** Start of Data for the task **

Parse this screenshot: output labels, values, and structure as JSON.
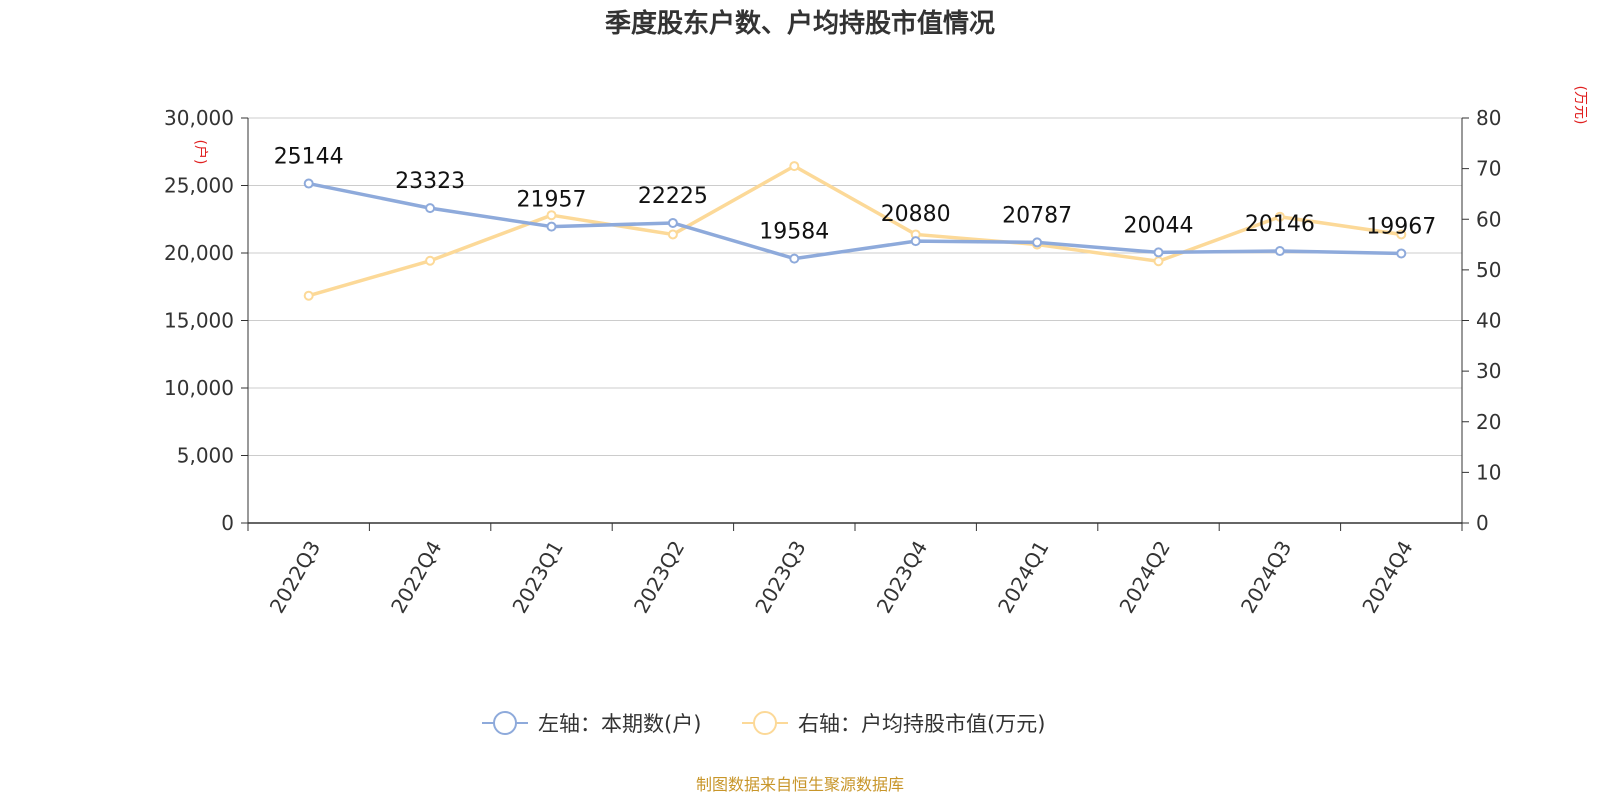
{
  "title": "季度股东户数、户均持股市值情况",
  "left_unit": "(户)",
  "right_unit": "(万元)",
  "source": "制图数据来自恒生聚源数据库",
  "colors": {
    "series1": "#8eaadb",
    "series2": "#fcd998",
    "grid": "#cccccc",
    "axis": "#333333"
  },
  "chart_data": {
    "type": "line",
    "categories": [
      "2022Q3",
      "2022Q4",
      "2023Q1",
      "2023Q2",
      "2023Q3",
      "2023Q4",
      "2024Q1",
      "2024Q2",
      "2024Q3",
      "2024Q4"
    ],
    "left_axis": {
      "min": 0,
      "max": 30000,
      "ticks": [
        "0",
        "5,000",
        "10,000",
        "15,000",
        "20,000",
        "25,000",
        "30,000"
      ]
    },
    "right_axis": {
      "min": 0,
      "max": 80,
      "ticks": [
        "0",
        "10",
        "20",
        "30",
        "40",
        "50",
        "60",
        "70",
        "80"
      ]
    },
    "series": [
      {
        "name": "左轴：本期数(户)",
        "axis": "left",
        "values": [
          25144,
          23323,
          21957,
          22225,
          19584,
          20880,
          20787,
          20044,
          20146,
          19967
        ],
        "labels": [
          "25144",
          "23323",
          "21957",
          "22225",
          "19584",
          "20880",
          "20787",
          "20044",
          "20146",
          "19967"
        ]
      },
      {
        "name": "右轴：户均持股市值(万元)",
        "axis": "right",
        "values": [
          44.9,
          51.8,
          60.8,
          57.0,
          70.5,
          57.0,
          55.0,
          51.7,
          60.5,
          57.0
        ]
      }
    ],
    "grid": true,
    "legend_position": "bottom"
  }
}
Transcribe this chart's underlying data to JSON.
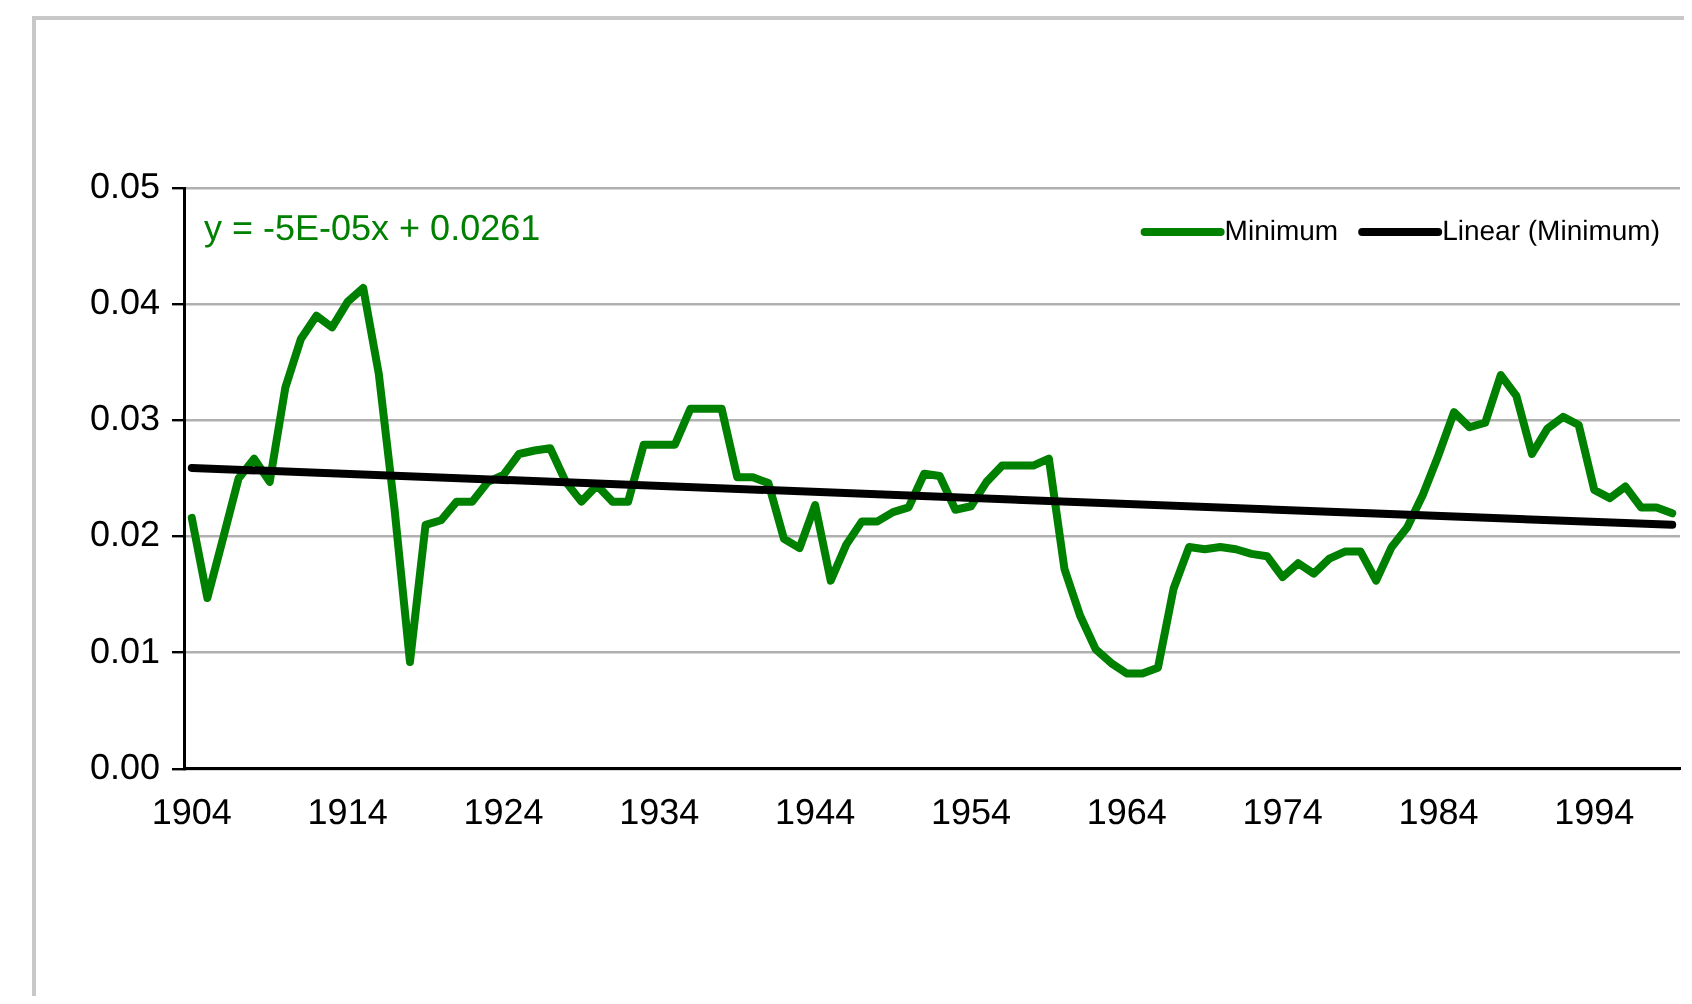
{
  "chart_data": {
    "type": "line",
    "x": [
      1904,
      1905,
      1906,
      1907,
      1908,
      1909,
      1910,
      1911,
      1912,
      1913,
      1914,
      1915,
      1916,
      1917,
      1918,
      1919,
      1920,
      1921,
      1922,
      1923,
      1924,
      1925,
      1926,
      1927,
      1928,
      1929,
      1930,
      1931,
      1932,
      1933,
      1934,
      1935,
      1936,
      1937,
      1938,
      1939,
      1940,
      1941,
      1942,
      1943,
      1944,
      1945,
      1946,
      1947,
      1948,
      1949,
      1950,
      1951,
      1952,
      1953,
      1954,
      1955,
      1956,
      1957,
      1958,
      1959,
      1960,
      1961,
      1962,
      1963,
      1964,
      1965,
      1966,
      1967,
      1968,
      1969,
      1970,
      1971,
      1972,
      1973,
      1974,
      1975,
      1976,
      1977,
      1978,
      1979,
      1980,
      1981,
      1982,
      1983,
      1984,
      1985,
      1986,
      1987,
      1988,
      1989,
      1990,
      1991,
      1992,
      1993,
      1994,
      1995,
      1996,
      1997,
      1998,
      1999
    ],
    "series": [
      {
        "name": "Minimum",
        "color": "#008000",
        "values": [
          0.0216,
          0.0147,
          0.0198,
          0.025,
          0.0267,
          0.0247,
          0.0328,
          0.037,
          0.039,
          0.038,
          0.0402,
          0.0414,
          0.034,
          0.0225,
          0.0092,
          0.021,
          0.0214,
          0.023,
          0.023,
          0.0247,
          0.0253,
          0.0271,
          0.0274,
          0.0276,
          0.0247,
          0.023,
          0.0244,
          0.023,
          0.023,
          0.0279,
          0.0279,
          0.0279,
          0.031,
          0.031,
          0.031,
          0.0251,
          0.0251,
          0.0246,
          0.0198,
          0.019,
          0.0227,
          0.0162,
          0.0193,
          0.0213,
          0.0213,
          0.0221,
          0.0225,
          0.0254,
          0.0252,
          0.0223,
          0.0226,
          0.0247,
          0.0261,
          0.0261,
          0.0261,
          0.0267,
          0.0172,
          0.0132,
          0.0103,
          0.0091,
          0.0082,
          0.0082,
          0.0087,
          0.0155,
          0.0191,
          0.0189,
          0.0191,
          0.0189,
          0.0185,
          0.0183,
          0.0165,
          0.0177,
          0.0168,
          0.0181,
          0.0187,
          0.0187,
          0.0162,
          0.0191,
          0.0208,
          0.0236,
          0.027,
          0.0307,
          0.0294,
          0.0298,
          0.0339,
          0.0321,
          0.0271,
          0.0293,
          0.0303,
          0.0296,
          0.024,
          0.0233,
          0.0243,
          0.0225,
          0.0225,
          0.022
        ]
      },
      {
        "name": "Linear (Minimum)",
        "color": "#000000",
        "type": "line",
        "x": [
          1904,
          1999
        ],
        "values": [
          0.0259,
          0.021
        ]
      }
    ],
    "xlim": [
      1903.5,
      1999.5
    ],
    "xticks": [
      1904,
      1914,
      1924,
      1934,
      1944,
      1954,
      1964,
      1974,
      1984,
      1994
    ],
    "ylim": [
      0,
      0.05
    ],
    "yticks": [
      {
        "value": 0,
        "label": "0.00"
      },
      {
        "value": 0.01,
        "label": "0.01"
      },
      {
        "value": 0.02,
        "label": "0.02"
      },
      {
        "value": 0.03,
        "label": "0.03"
      },
      {
        "value": 0.04,
        "label": "0.04"
      },
      {
        "value": 0.05,
        "label": "0.05"
      }
    ],
    "grid": "y",
    "legend": "top right",
    "marker": "none",
    "line_style": "solid",
    "annotations": [
      "y = -5E-05x + 0.0261"
    ]
  }
}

** End of Data for the task **

- [What is needed] Give every record again exactly, apart from the pictures, which stay out.

- [Solution for this exercise]
Parse this screenshot: output labels, values, and structure as JSON.
{
  "title": "季度股东户数、户均持股市值情况",
  "left_unit": "(户)",
  "right_unit": "(万元)",
  "source": "制图数据来自恒生聚源数据库",
  "colors": {
    "series1": "#8eaadb",
    "series2": "#fcd998",
    "grid": "#cccccc",
    "axis": "#333333"
  },
  "chart_data": {
    "type": "line",
    "categories": [
      "2022Q3",
      "2022Q4",
      "2023Q1",
      "2023Q2",
      "2023Q3",
      "2023Q4",
      "2024Q1",
      "2024Q2",
      "2024Q3",
      "2024Q4"
    ],
    "left_axis": {
      "min": 0,
      "max": 30000,
      "ticks": [
        "0",
        "5,000",
        "10,000",
        "15,000",
        "20,000",
        "25,000",
        "30,000"
      ]
    },
    "right_axis": {
      "min": 0,
      "max": 80,
      "ticks": [
        "0",
        "10",
        "20",
        "30",
        "40",
        "50",
        "60",
        "70",
        "80"
      ]
    },
    "series": [
      {
        "name": "左轴：本期数(户)",
        "axis": "left",
        "values": [
          25144,
          23323,
          21957,
          22225,
          19584,
          20880,
          20787,
          20044,
          20146,
          19967
        ],
        "labels": [
          "25144",
          "23323",
          "21957",
          "22225",
          "19584",
          "20880",
          "20787",
          "20044",
          "20146",
          "19967"
        ]
      },
      {
        "name": "右轴：户均持股市值(万元)",
        "axis": "right",
        "values": [
          44.9,
          51.8,
          60.8,
          57.0,
          70.5,
          57.0,
          55.0,
          51.7,
          60.5,
          57.0
        ]
      }
    ],
    "grid": true,
    "legend_position": "bottom"
  }
}
Transcribe this chart's underlying data to JSON.
{
  "chart_data": {
    "type": "line",
    "x": [
      1904,
      1905,
      1906,
      1907,
      1908,
      1909,
      1910,
      1911,
      1912,
      1913,
      1914,
      1915,
      1916,
      1917,
      1918,
      1919,
      1920,
      1921,
      1922,
      1923,
      1924,
      1925,
      1926,
      1927,
      1928,
      1929,
      1930,
      1931,
      1932,
      1933,
      1934,
      1935,
      1936,
      1937,
      1938,
      1939,
      1940,
      1941,
      1942,
      1943,
      1944,
      1945,
      1946,
      1947,
      1948,
      1949,
      1950,
      1951,
      1952,
      1953,
      1954,
      1955,
      1956,
      1957,
      1958,
      1959,
      1960,
      1961,
      1962,
      1963,
      1964,
      1965,
      1966,
      1967,
      1968,
      1969,
      1970,
      1971,
      1972,
      1973,
      1974,
      1975,
      1976,
      1977,
      1978,
      1979,
      1980,
      1981,
      1982,
      1983,
      1984,
      1985,
      1986,
      1987,
      1988,
      1989,
      1990,
      1991,
      1992,
      1993,
      1994,
      1995,
      1996,
      1997,
      1998,
      1999
    ],
    "series": [
      {
        "name": "Minimum",
        "color": "#008000",
        "values": [
          0.0216,
          0.0147,
          0.0198,
          0.025,
          0.0267,
          0.0247,
          0.0328,
          0.037,
          0.039,
          0.038,
          0.0402,
          0.0414,
          0.034,
          0.0225,
          0.0092,
          0.021,
          0.0214,
          0.023,
          0.023,
          0.0247,
          0.0253,
          0.0271,
          0.0274,
          0.0276,
          0.0247,
          0.023,
          0.0244,
          0.023,
          0.023,
          0.0279,
          0.0279,
          0.0279,
          0.031,
          0.031,
          0.031,
          0.0251,
          0.0251,
          0.0246,
          0.0198,
          0.019,
          0.0227,
          0.0162,
          0.0193,
          0.0213,
          0.0213,
          0.0221,
          0.0225,
          0.0254,
          0.0252,
          0.0223,
          0.0226,
          0.0247,
          0.0261,
          0.0261,
          0.0261,
          0.0267,
          0.0172,
          0.0132,
          0.0103,
          0.0091,
          0.0082,
          0.0082,
          0.0087,
          0.0155,
          0.0191,
          0.0189,
          0.0191,
          0.0189,
          0.0185,
          0.0183,
          0.0165,
          0.0177,
          0.0168,
          0.0181,
          0.0187,
          0.0187,
          0.0162,
          0.0191,
          0.0208,
          0.0236,
          0.027,
          0.0307,
          0.0294,
          0.0298,
          0.0339,
          0.0321,
          0.0271,
          0.0293,
          0.0303,
          0.0296,
          0.024,
          0.0233,
          0.0243,
          0.0225,
          0.0225,
          0.022
        ]
      },
      {
        "name": "Linear (Minimum)",
        "color": "#000000",
        "type": "line",
        "x": [
          1904,
          1999
        ],
        "values": [
          0.0259,
          0.021
        ]
      }
    ],
    "xlim": [
      1903.5,
      1999.5
    ],
    "xticks": [
      1904,
      1914,
      1924,
      1934,
      1944,
      1954,
      1964,
      1974,
      1984,
      1994
    ],
    "ylim": [
      0,
      0.05
    ],
    "yticks": [
      {
        "value": 0,
        "label": "0.00"
      },
      {
        "value": 0.01,
        "label": "0.01"
      },
      {
        "value": 0.02,
        "label": "0.02"
      },
      {
        "value": 0.03,
        "label": "0.03"
      },
      {
        "value": 0.04,
        "label": "0.04"
      },
      {
        "value": 0.05,
        "label": "0.05"
      }
    ],
    "grid": "y",
    "legend": "top right",
    "marker": "none",
    "line_style": "solid",
    "annotations": [
      "y = -5E-05x + 0.0261"
    ]
  }
}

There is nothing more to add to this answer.